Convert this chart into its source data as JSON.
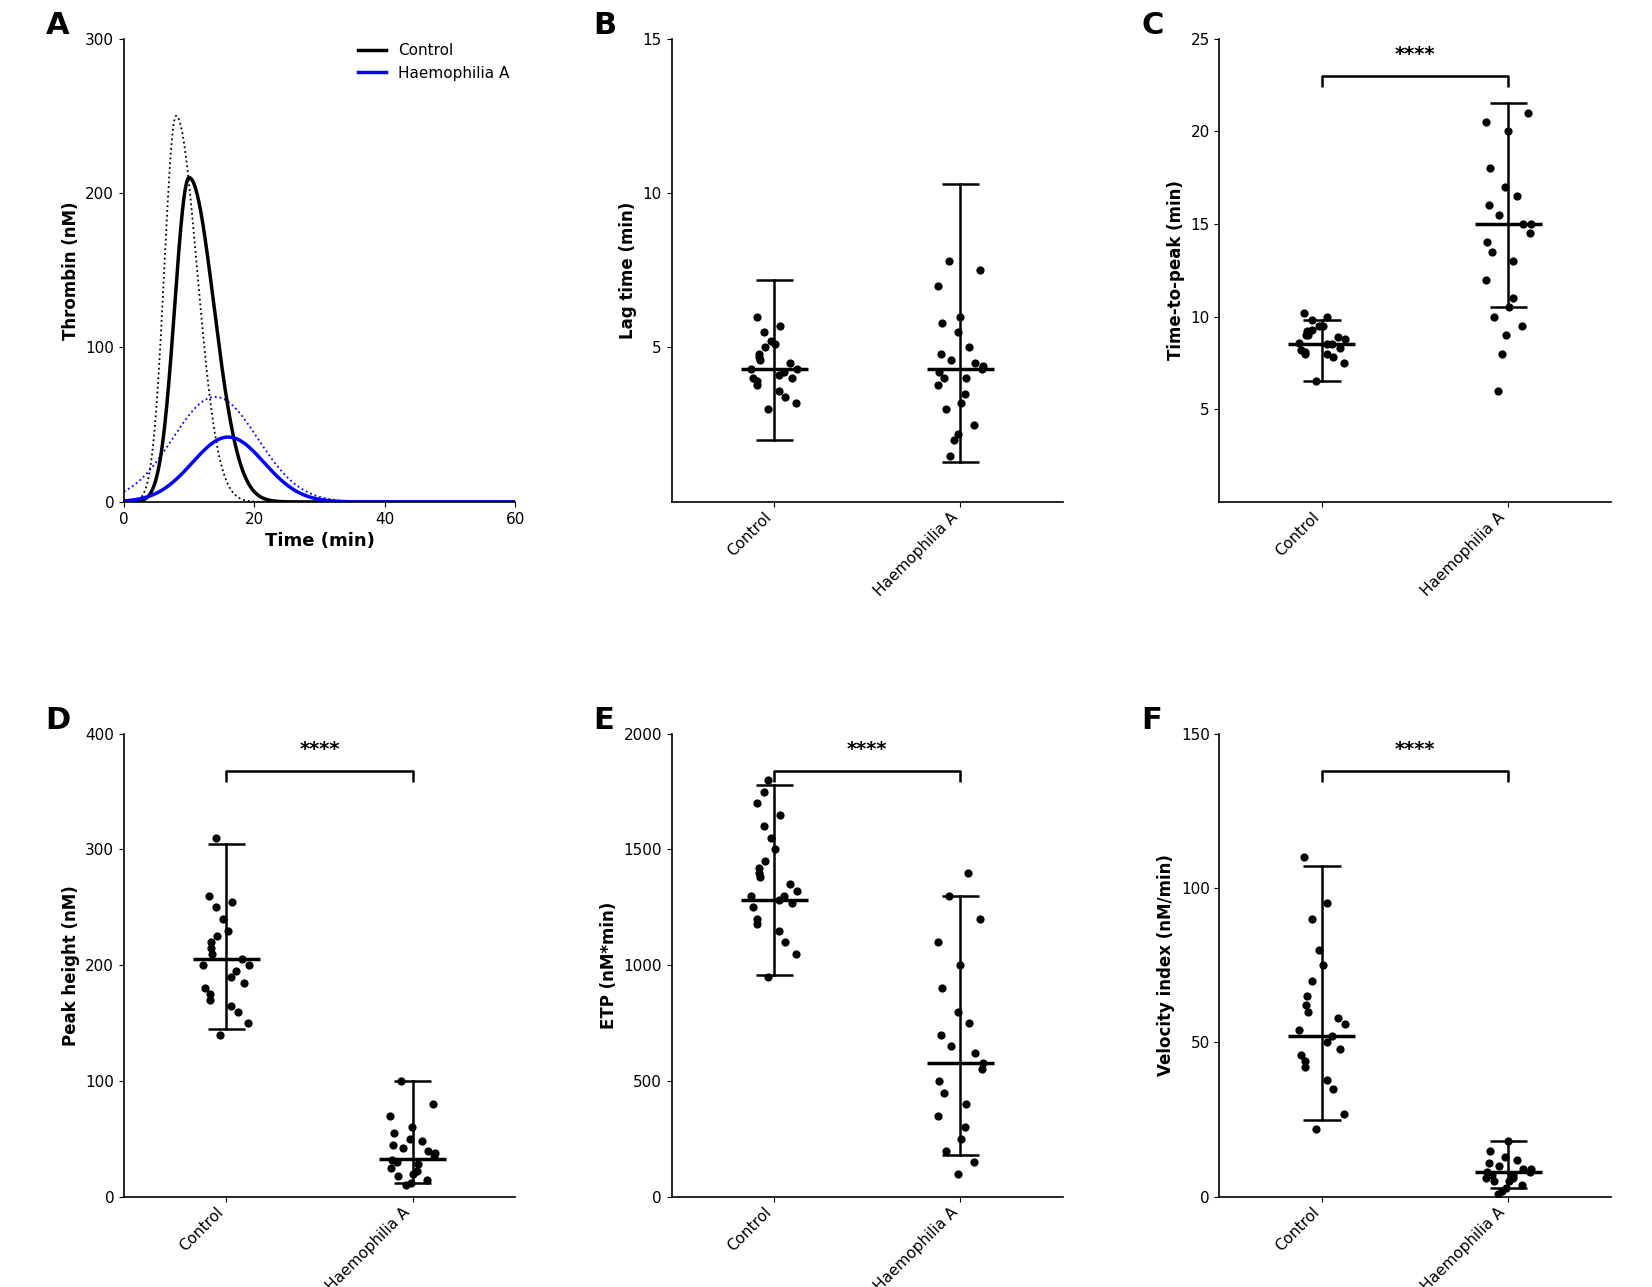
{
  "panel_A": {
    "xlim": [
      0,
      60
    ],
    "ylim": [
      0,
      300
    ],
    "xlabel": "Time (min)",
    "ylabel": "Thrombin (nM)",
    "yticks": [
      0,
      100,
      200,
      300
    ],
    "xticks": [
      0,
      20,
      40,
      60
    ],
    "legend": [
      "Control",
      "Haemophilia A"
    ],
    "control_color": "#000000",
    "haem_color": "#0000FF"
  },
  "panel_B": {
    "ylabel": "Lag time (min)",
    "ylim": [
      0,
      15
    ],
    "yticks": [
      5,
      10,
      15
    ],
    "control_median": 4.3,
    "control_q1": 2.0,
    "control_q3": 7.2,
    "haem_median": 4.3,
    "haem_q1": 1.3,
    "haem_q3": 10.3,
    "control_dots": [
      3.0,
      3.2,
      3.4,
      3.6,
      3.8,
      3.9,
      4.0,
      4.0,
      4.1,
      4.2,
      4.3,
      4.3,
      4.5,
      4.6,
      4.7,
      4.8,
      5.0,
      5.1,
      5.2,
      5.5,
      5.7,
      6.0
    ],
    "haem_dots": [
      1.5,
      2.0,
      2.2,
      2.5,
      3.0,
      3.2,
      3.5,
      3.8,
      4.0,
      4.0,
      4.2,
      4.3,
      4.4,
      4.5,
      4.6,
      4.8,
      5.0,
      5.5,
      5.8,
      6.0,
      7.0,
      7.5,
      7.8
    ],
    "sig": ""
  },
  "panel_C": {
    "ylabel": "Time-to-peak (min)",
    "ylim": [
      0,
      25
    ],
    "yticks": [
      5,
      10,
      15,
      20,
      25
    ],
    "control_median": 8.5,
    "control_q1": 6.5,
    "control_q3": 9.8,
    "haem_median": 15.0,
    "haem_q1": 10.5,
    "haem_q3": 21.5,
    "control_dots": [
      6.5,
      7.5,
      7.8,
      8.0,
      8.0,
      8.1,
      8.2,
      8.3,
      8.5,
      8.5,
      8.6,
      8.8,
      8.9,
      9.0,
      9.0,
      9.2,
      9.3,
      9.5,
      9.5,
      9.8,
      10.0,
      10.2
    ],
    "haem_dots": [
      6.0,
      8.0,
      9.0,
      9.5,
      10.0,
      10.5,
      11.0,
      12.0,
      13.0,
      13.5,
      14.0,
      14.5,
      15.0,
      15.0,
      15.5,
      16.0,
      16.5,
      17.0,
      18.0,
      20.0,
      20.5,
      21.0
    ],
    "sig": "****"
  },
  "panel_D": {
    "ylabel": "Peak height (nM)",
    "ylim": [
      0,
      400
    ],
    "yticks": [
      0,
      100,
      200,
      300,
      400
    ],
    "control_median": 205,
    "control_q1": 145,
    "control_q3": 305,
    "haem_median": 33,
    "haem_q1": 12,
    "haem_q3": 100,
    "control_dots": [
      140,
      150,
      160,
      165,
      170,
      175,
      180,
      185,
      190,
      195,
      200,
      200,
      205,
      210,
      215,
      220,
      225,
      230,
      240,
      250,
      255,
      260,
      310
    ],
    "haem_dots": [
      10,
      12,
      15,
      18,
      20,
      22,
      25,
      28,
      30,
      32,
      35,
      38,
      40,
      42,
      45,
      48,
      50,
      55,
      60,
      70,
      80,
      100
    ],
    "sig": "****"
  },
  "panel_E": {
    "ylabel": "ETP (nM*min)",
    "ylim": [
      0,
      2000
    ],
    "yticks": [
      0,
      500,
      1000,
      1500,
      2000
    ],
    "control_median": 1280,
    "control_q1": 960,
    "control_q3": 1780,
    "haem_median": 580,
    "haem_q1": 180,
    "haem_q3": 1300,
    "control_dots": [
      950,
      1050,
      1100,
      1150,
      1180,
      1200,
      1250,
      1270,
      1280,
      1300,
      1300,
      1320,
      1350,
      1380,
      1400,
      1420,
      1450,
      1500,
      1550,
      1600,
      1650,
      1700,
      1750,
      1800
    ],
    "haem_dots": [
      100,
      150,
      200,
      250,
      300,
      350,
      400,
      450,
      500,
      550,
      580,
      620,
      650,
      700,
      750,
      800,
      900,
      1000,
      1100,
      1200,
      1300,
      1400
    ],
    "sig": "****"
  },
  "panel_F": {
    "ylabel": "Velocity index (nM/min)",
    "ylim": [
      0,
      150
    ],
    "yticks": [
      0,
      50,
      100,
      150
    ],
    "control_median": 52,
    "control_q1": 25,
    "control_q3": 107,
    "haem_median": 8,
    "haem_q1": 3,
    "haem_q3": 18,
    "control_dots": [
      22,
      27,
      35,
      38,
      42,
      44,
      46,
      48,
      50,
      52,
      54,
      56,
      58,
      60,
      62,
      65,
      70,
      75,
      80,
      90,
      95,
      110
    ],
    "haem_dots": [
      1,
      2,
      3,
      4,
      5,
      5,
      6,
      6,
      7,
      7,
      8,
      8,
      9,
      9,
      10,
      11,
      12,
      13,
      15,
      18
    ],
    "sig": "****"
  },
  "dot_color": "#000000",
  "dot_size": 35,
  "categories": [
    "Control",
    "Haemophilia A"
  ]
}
════════════════════
REQUIRED WORK =>
Reproduce every entry word for word, but skip any pictures.

SOLUTION =>
Convert this chart into its source data as JSON.
{
  "panel_A": {
    "xlim": [
      0,
      60
    ],
    "ylim": [
      0,
      300
    ],
    "xlabel": "Time (min)",
    "ylabel": "Thrombin (nM)",
    "yticks": [
      0,
      100,
      200,
      300
    ],
    "xticks": [
      0,
      20,
      40,
      60
    ],
    "legend": [
      "Control",
      "Haemophilia A"
    ],
    "control_color": "#000000",
    "haem_color": "#0000FF"
  },
  "panel_B": {
    "ylabel": "Lag time (min)",
    "ylim": [
      0,
      15
    ],
    "yticks": [
      5,
      10,
      15
    ],
    "control_median": 4.3,
    "control_q1": 2.0,
    "control_q3": 7.2,
    "haem_median": 4.3,
    "haem_q1": 1.3,
    "haem_q3": 10.3,
    "control_dots": [
      3.0,
      3.2,
      3.4,
      3.6,
      3.8,
      3.9,
      4.0,
      4.0,
      4.1,
      4.2,
      4.3,
      4.3,
      4.5,
      4.6,
      4.7,
      4.8,
      5.0,
      5.1,
      5.2,
      5.5,
      5.7,
      6.0
    ],
    "haem_dots": [
      1.5,
      2.0,
      2.2,
      2.5,
      3.0,
      3.2,
      3.5,
      3.8,
      4.0,
      4.0,
      4.2,
      4.3,
      4.4,
      4.5,
      4.6,
      4.8,
      5.0,
      5.5,
      5.8,
      6.0,
      7.0,
      7.5,
      7.8
    ],
    "sig": ""
  },
  "panel_C": {
    "ylabel": "Time-to-peak (min)",
    "ylim": [
      0,
      25
    ],
    "yticks": [
      5,
      10,
      15,
      20,
      25
    ],
    "control_median": 8.5,
    "control_q1": 6.5,
    "control_q3": 9.8,
    "haem_median": 15.0,
    "haem_q1": 10.5,
    "haem_q3": 21.5,
    "control_dots": [
      6.5,
      7.5,
      7.8,
      8.0,
      8.0,
      8.1,
      8.2,
      8.3,
      8.5,
      8.5,
      8.6,
      8.8,
      8.9,
      9.0,
      9.0,
      9.2,
      9.3,
      9.5,
      9.5,
      9.8,
      10.0,
      10.2
    ],
    "haem_dots": [
      6.0,
      8.0,
      9.0,
      9.5,
      10.0,
      10.5,
      11.0,
      12.0,
      13.0,
      13.5,
      14.0,
      14.5,
      15.0,
      15.0,
      15.5,
      16.0,
      16.5,
      17.0,
      18.0,
      20.0,
      20.5,
      21.0
    ],
    "sig": "****"
  },
  "panel_D": {
    "ylabel": "Peak height (nM)",
    "ylim": [
      0,
      400
    ],
    "yticks": [
      0,
      100,
      200,
      300,
      400
    ],
    "control_median": 205,
    "control_q1": 145,
    "control_q3": 305,
    "haem_median": 33,
    "haem_q1": 12,
    "haem_q3": 100,
    "control_dots": [
      140,
      150,
      160,
      165,
      170,
      175,
      180,
      185,
      190,
      195,
      200,
      200,
      205,
      210,
      215,
      220,
      225,
      230,
      240,
      250,
      255,
      260,
      310
    ],
    "haem_dots": [
      10,
      12,
      15,
      18,
      20,
      22,
      25,
      28,
      30,
      32,
      35,
      38,
      40,
      42,
      45,
      48,
      50,
      55,
      60,
      70,
      80,
      100
    ],
    "sig": "****"
  },
  "panel_E": {
    "ylabel": "ETP (nM*min)",
    "ylim": [
      0,
      2000
    ],
    "yticks": [
      0,
      500,
      1000,
      1500,
      2000
    ],
    "control_median": 1280,
    "control_q1": 960,
    "control_q3": 1780,
    "haem_median": 580,
    "haem_q1": 180,
    "haem_q3": 1300,
    "control_dots": [
      950,
      1050,
      1100,
      1150,
      1180,
      1200,
      1250,
      1270,
      1280,
      1300,
      1300,
      1320,
      1350,
      1380,
      1400,
      1420,
      1450,
      1500,
      1550,
      1600,
      1650,
      1700,
      1750,
      1800
    ],
    "haem_dots": [
      100,
      150,
      200,
      250,
      300,
      350,
      400,
      450,
      500,
      550,
      580,
      620,
      650,
      700,
      750,
      800,
      900,
      1000,
      1100,
      1200,
      1300,
      1400
    ],
    "sig": "****"
  },
  "panel_F": {
    "ylabel": "Velocity index (nM/min)",
    "ylim": [
      0,
      150
    ],
    "yticks": [
      0,
      50,
      100,
      150
    ],
    "control_median": 52,
    "control_q1": 25,
    "control_q3": 107,
    "haem_median": 8,
    "haem_q1": 3,
    "haem_q3": 18,
    "control_dots": [
      22,
      27,
      35,
      38,
      42,
      44,
      46,
      48,
      50,
      52,
      54,
      56,
      58,
      60,
      62,
      65,
      70,
      75,
      80,
      90,
      95,
      110
    ],
    "haem_dots": [
      1,
      2,
      3,
      4,
      5,
      5,
      6,
      6,
      7,
      7,
      8,
      8,
      9,
      9,
      10,
      11,
      12,
      13,
      15,
      18
    ],
    "sig": "****"
  },
  "dot_color": "#000000",
  "dot_size": 35,
  "categories": [
    "Control",
    "Haemophilia A"
  ]
}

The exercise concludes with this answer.